INSTRUCTION >>
Write down each entry again, exactly as it reads.

· · · ·

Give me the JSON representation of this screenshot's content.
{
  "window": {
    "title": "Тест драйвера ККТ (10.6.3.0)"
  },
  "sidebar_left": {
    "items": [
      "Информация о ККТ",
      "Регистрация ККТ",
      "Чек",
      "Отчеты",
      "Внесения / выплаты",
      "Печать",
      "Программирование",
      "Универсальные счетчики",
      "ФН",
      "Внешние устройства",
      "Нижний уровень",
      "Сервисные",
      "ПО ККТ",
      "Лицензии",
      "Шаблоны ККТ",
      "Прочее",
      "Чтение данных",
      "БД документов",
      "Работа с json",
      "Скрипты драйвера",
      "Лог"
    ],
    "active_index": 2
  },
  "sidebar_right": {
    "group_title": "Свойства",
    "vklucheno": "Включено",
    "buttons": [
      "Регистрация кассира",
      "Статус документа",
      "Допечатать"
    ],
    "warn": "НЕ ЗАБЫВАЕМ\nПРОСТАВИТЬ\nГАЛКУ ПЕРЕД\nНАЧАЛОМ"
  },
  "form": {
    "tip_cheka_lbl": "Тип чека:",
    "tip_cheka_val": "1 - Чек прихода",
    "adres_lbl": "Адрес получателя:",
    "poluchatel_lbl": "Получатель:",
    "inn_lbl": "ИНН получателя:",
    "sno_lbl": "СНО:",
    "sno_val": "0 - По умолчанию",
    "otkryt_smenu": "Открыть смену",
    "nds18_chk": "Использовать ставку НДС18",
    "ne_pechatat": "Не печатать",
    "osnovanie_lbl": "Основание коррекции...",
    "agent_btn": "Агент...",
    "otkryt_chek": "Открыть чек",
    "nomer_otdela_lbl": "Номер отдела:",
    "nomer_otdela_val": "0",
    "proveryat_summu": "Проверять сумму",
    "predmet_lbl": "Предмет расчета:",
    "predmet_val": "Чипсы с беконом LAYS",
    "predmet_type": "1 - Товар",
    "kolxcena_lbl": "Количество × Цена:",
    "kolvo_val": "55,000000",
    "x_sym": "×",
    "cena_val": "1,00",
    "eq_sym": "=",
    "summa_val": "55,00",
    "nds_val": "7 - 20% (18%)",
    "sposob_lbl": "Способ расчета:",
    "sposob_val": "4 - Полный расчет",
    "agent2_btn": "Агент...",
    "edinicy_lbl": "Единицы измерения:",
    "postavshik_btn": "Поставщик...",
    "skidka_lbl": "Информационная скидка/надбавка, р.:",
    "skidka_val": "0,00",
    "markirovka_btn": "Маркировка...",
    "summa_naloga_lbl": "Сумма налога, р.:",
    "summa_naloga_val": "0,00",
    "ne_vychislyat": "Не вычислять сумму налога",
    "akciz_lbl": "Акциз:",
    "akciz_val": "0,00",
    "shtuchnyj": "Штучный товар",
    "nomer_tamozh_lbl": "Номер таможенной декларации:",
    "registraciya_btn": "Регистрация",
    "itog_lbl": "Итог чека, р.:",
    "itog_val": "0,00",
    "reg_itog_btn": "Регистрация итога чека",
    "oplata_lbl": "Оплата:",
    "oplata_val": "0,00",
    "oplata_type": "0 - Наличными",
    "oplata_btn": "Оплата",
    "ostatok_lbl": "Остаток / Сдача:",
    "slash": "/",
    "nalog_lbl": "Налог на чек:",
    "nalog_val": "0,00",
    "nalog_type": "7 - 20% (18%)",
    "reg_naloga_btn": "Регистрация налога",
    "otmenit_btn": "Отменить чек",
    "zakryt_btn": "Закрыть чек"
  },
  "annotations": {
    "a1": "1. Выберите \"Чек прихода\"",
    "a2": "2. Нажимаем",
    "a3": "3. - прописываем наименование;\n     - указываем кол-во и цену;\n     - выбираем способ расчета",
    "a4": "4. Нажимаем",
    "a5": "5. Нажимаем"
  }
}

· · · ·

RESPONSE TO THIS EXERCISE >>
Give me the JSON representation of this screenshot's content.
{
  "window": {
    "title": "Тест драйвера ККТ (10.6.3.0)"
  },
  "sidebar_left": {
    "items": [
      "Информация о ККТ",
      "Регистрация ККТ",
      "Чек",
      "Отчеты",
      "Внесения / выплаты",
      "Печать",
      "Программирование",
      "Универсальные счетчики",
      "ФН",
      "Внешние устройства",
      "Нижний уровень",
      "Сервисные",
      "ПО ККТ",
      "Лицензии",
      "Шаблоны ККТ",
      "Прочее",
      "Чтение данных",
      "БД документов",
      "Работа с json",
      "Скрипты драйвера",
      "Лог"
    ],
    "active_index": 2
  },
  "sidebar_right": {
    "group_title": "Свойства",
    "vklucheno": "Включено",
    "buttons": [
      "Регистрация кассира",
      "Статус документа",
      "Допечатать"
    ],
    "warn": "НЕ ЗАБЫВАЕМ\nПРОСТАВИТЬ\nГАЛКУ ПЕРЕД\nНАЧАЛОМ"
  },
  "form": {
    "tip_cheka_lbl": "Тип чека:",
    "tip_cheka_val": "1 - Чек прихода",
    "adres_lbl": "Адрес получателя:",
    "poluchatel_lbl": "Получатель:",
    "inn_lbl": "ИНН получателя:",
    "sno_lbl": "СНО:",
    "sno_val": "0 - По умолчанию",
    "otkryt_smenu": "Открыть смену",
    "nds18_chk": "Использовать ставку НДС18",
    "ne_pechatat": "Не печатать",
    "osnovanie_lbl": "Основание коррекции...",
    "agent_btn": "Агент...",
    "otkryt_chek": "Открыть чек",
    "nomer_otdela_lbl": "Номер отдела:",
    "nomer_otdela_val": "0",
    "proveryat_summu": "Проверять сумму",
    "predmet_lbl": "Предмет расчета:",
    "predmet_val": "Чипсы с беконом LAYS",
    "predmet_type": "1 - Товар",
    "kolxcena_lbl": "Количество × Цена:",
    "kolvo_val": "55,000000",
    "x_sym": "×",
    "cena_val": "1,00",
    "eq_sym": "=",
    "summa_val": "55,00",
    "nds_val": "7 - 20% (18%)",
    "sposob_lbl": "Способ расчета:",
    "sposob_val": "4 - Полный расчет",
    "agent2_btn": "Агент...",
    "edinicy_lbl": "Единицы измерения:",
    "postavshik_btn": "Поставщик...",
    "skidka_lbl": "Информационная скидка/надбавка, р.:",
    "skidka_val": "0,00",
    "markirovka_btn": "Маркировка...",
    "summa_naloga_lbl": "Сумма налога, р.:",
    "summa_naloga_val": "0,00",
    "ne_vychislyat": "Не вычислять сумму налога",
    "akciz_lbl": "Акциз:",
    "akciz_val": "0,00",
    "shtuchnyj": "Штучный товар",
    "nomer_tamozh_lbl": "Номер таможенной декларации:",
    "registraciya_btn": "Регистрация",
    "itog_lbl": "Итог чека, р.:",
    "itog_val": "0,00",
    "reg_itog_btn": "Регистрация итога чека",
    "oplata_lbl": "Оплата:",
    "oplata_val": "0,00",
    "oplata_type": "0 - Наличными",
    "oplata_btn": "Оплата",
    "ostatok_lbl": "Остаток / Сдача:",
    "slash": "/",
    "nalog_lbl": "Налог на чек:",
    "nalog_val": "0,00",
    "nalog_type": "7 - 20% (18%)",
    "reg_naloga_btn": "Регистрация налога",
    "otmenit_btn": "Отменить чек",
    "zakryt_btn": "Закрыть чек"
  },
  "annotations": {
    "a1": "1. Выберите \"Чек прихода\"",
    "a2": "2. Нажимаем",
    "a3": "3. - прописываем наименование;\n     - указываем кол-во и цену;\n     - выбираем способ расчета",
    "a4": "4. Нажимаем",
    "a5": "5. Нажимаем"
  }
}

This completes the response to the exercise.